### Stated problem
Search the data below for the string "color". Extract every line that contains it.

### Source records
━━━━━━━━━━
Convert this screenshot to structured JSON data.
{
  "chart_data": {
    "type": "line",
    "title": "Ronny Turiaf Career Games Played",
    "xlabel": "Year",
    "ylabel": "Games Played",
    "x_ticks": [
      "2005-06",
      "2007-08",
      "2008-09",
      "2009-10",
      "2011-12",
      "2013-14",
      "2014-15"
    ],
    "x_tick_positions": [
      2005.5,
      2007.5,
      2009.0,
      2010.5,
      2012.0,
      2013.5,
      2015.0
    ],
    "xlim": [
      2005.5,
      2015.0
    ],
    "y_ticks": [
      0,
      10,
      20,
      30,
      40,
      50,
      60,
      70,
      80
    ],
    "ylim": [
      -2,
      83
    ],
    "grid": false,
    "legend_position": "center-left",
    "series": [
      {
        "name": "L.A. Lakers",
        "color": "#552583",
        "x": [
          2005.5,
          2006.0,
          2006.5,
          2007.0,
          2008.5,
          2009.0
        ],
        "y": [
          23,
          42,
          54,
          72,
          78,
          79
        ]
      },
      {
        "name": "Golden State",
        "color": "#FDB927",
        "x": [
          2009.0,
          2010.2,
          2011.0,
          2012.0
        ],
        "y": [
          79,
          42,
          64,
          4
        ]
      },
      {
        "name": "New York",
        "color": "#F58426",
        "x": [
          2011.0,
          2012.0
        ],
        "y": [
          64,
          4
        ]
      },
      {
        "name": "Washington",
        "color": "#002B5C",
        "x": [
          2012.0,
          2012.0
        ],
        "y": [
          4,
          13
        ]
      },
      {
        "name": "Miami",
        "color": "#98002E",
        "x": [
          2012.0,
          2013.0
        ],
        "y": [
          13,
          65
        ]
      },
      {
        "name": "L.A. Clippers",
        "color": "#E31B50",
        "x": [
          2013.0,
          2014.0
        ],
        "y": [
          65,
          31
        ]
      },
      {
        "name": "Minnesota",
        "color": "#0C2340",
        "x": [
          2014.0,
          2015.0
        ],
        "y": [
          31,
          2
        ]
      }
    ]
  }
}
━━━━━━━━━━
### Answer to this problem
        "color": "#552583",
        "color": "#FDB927",
        "color": "#F58426",
        "color": "#002B5C",
        "color": "#98002E",
        "color": "#E31B50",
        "color": "#0C2340",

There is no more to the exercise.